◆ TASK REQUIREMENTS
Count lines with "توجه" in them. Report only the total.

[Stored data]
□ □ □
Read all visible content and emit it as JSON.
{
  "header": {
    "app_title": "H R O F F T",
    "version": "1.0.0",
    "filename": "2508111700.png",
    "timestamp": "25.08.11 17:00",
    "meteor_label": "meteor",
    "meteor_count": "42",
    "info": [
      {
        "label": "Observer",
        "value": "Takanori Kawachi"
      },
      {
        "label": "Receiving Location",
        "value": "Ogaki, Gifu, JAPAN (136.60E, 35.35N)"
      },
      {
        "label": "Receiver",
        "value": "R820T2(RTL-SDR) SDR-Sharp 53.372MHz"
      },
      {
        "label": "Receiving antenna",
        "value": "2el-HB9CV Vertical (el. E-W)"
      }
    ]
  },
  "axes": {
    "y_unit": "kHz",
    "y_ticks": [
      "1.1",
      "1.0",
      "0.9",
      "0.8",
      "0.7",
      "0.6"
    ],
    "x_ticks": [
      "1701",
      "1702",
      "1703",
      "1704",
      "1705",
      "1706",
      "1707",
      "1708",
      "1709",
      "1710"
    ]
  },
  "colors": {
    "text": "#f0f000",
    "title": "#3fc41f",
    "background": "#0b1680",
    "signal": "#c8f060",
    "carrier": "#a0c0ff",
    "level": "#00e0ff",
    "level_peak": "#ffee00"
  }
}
□ □ □
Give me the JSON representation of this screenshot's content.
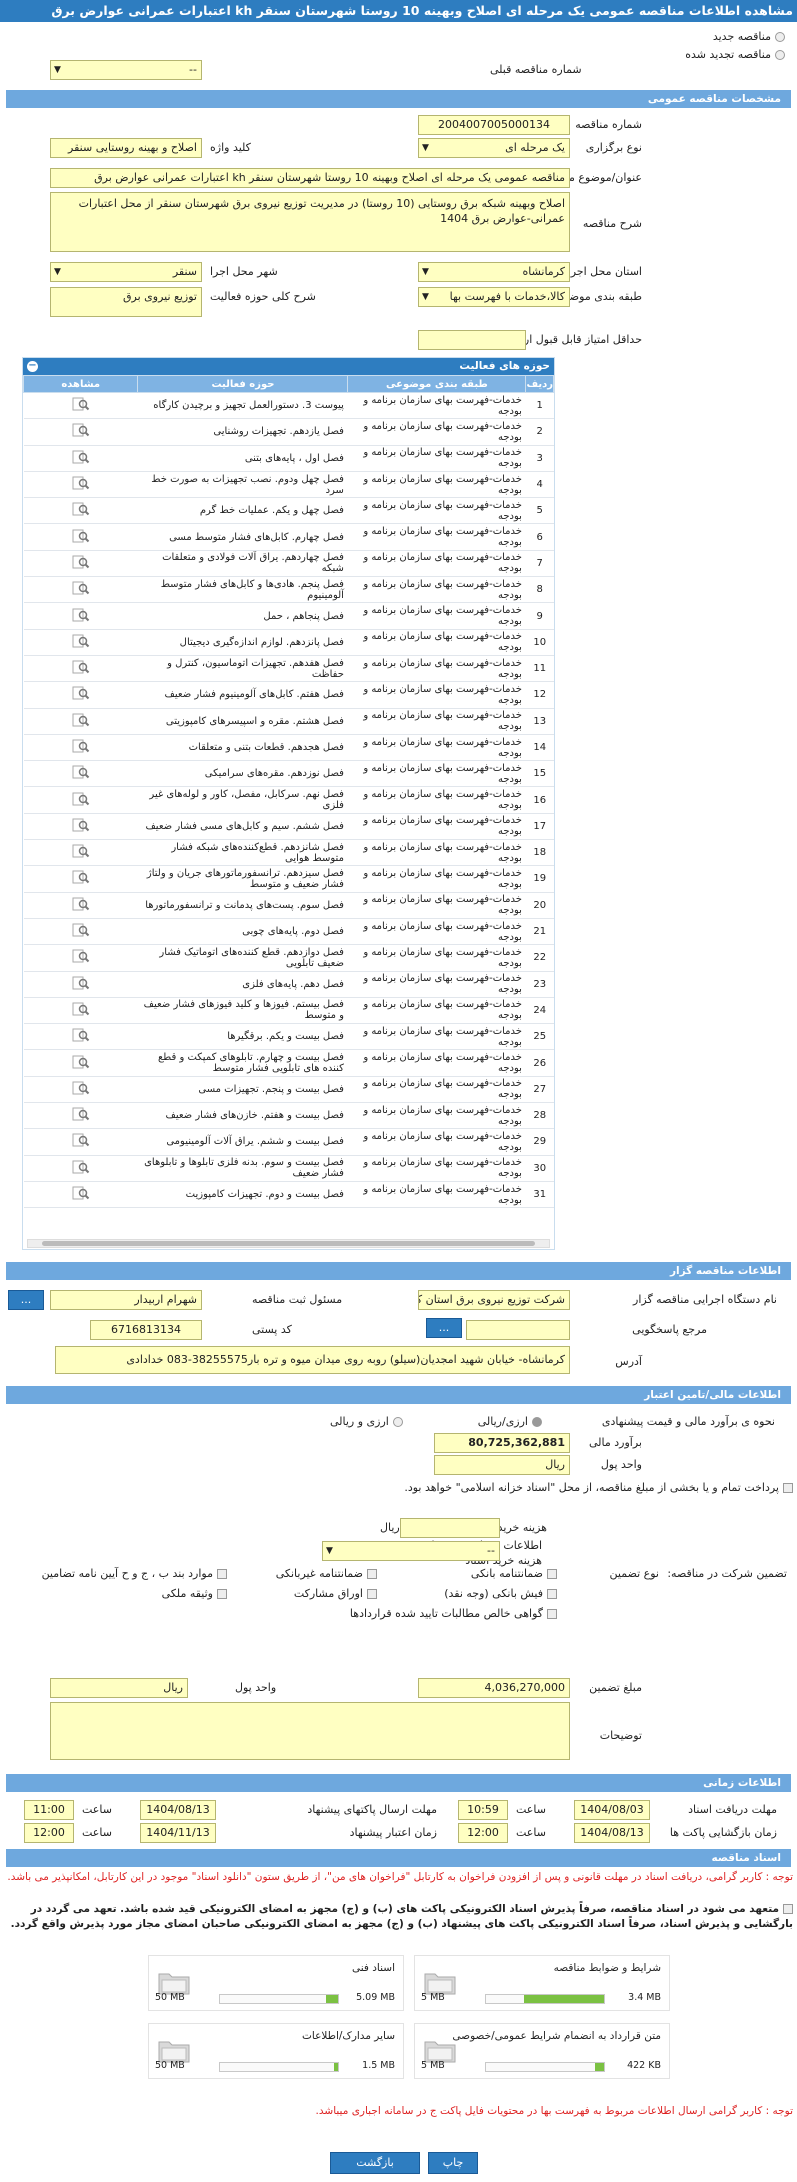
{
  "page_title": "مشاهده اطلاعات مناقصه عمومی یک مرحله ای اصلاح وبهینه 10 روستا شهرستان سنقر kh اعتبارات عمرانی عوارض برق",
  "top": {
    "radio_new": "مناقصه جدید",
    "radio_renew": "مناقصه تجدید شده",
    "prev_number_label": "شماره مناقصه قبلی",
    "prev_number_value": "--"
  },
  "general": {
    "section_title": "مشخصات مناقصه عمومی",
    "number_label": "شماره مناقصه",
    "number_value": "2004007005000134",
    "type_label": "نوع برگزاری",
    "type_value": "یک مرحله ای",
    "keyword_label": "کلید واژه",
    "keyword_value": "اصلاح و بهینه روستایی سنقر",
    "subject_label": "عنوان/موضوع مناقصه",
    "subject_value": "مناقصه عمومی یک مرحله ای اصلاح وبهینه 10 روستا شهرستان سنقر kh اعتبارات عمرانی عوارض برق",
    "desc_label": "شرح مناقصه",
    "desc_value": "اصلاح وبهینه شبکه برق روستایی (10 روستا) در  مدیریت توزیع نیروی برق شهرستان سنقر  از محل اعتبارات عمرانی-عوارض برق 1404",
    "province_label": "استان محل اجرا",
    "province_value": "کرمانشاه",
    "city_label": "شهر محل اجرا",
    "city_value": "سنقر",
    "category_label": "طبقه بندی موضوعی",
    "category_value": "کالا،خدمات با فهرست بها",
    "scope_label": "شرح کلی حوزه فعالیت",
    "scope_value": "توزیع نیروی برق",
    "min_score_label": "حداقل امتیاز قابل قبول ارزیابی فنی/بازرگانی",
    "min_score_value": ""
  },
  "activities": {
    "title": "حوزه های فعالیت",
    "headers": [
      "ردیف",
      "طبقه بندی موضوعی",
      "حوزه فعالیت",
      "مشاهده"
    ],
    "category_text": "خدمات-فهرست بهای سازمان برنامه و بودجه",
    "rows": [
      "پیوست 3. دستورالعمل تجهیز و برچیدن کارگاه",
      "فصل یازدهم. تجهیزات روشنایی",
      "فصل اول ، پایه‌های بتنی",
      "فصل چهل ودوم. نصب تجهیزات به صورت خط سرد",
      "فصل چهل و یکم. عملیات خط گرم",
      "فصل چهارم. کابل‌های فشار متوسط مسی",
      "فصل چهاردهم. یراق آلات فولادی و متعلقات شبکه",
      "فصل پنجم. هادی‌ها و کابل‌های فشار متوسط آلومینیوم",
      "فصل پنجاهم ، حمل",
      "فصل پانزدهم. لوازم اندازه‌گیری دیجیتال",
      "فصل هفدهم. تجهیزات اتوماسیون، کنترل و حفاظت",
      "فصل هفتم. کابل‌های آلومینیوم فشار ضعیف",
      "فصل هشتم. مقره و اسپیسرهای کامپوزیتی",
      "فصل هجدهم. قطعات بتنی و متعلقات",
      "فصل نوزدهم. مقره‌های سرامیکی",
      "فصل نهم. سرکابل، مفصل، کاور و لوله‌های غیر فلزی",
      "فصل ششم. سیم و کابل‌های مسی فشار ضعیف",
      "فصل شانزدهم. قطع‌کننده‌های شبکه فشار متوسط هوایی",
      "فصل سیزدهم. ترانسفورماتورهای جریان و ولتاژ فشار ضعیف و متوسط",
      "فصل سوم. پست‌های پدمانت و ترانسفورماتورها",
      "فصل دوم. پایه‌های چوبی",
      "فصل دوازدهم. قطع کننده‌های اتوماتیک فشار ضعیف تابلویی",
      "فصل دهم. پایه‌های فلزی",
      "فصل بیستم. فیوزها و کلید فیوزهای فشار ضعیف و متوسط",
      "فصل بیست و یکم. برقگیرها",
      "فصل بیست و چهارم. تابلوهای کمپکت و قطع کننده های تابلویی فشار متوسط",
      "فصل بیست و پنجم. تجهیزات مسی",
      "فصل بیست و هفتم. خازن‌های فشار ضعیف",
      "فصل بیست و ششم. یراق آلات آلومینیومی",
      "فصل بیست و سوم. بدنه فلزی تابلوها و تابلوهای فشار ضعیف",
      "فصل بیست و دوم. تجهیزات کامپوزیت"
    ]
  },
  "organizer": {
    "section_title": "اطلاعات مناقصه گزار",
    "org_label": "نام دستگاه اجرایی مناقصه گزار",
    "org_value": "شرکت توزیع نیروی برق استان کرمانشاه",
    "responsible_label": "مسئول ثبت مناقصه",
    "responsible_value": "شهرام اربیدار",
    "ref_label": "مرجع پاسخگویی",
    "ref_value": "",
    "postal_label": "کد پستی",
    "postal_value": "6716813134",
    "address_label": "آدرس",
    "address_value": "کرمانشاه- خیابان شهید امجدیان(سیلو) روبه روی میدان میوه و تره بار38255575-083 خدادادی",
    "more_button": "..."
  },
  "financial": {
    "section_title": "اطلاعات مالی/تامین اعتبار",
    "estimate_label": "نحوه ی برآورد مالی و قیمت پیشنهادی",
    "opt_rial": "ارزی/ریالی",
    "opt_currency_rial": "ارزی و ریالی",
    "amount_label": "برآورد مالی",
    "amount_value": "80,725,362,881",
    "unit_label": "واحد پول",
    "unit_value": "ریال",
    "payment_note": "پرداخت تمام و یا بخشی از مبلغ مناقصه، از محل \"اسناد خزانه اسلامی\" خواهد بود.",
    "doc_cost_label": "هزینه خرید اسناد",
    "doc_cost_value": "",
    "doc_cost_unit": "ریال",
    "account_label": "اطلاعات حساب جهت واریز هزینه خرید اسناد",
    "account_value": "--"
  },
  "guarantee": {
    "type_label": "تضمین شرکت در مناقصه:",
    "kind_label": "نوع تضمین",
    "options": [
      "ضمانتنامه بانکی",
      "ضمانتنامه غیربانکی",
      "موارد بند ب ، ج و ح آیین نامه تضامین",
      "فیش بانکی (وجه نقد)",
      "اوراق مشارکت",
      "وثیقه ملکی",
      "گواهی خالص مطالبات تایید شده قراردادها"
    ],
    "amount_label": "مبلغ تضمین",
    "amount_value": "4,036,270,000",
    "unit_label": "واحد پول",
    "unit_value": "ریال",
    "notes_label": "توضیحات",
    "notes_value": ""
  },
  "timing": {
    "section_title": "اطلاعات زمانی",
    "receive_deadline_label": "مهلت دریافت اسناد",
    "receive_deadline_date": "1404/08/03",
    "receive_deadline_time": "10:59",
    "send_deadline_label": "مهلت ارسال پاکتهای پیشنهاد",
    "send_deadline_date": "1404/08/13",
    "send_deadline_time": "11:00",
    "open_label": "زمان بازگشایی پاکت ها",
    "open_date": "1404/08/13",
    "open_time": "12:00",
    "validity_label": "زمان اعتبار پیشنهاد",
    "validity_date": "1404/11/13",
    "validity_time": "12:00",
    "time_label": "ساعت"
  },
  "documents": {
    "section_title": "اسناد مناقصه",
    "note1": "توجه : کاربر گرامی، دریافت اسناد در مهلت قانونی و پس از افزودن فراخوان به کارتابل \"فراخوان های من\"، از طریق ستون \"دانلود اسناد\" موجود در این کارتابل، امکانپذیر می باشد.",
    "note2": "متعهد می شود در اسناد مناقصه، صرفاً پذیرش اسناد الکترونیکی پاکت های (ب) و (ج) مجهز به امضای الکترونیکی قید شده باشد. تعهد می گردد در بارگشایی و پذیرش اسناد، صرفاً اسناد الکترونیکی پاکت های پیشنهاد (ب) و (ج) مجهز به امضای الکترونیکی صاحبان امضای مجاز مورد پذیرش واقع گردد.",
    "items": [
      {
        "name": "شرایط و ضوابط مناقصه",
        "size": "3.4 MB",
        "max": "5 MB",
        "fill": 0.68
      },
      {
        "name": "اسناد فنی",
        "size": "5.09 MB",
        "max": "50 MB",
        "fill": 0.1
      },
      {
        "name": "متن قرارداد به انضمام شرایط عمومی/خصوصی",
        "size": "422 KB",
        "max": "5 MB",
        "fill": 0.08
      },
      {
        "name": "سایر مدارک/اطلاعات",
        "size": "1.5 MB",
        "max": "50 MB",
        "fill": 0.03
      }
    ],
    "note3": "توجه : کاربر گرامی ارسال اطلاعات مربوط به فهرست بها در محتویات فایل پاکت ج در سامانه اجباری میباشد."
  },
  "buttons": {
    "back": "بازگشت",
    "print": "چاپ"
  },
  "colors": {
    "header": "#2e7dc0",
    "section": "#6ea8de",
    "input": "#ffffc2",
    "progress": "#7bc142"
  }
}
□ □ □
◆ EXERCISE OUTPUT
2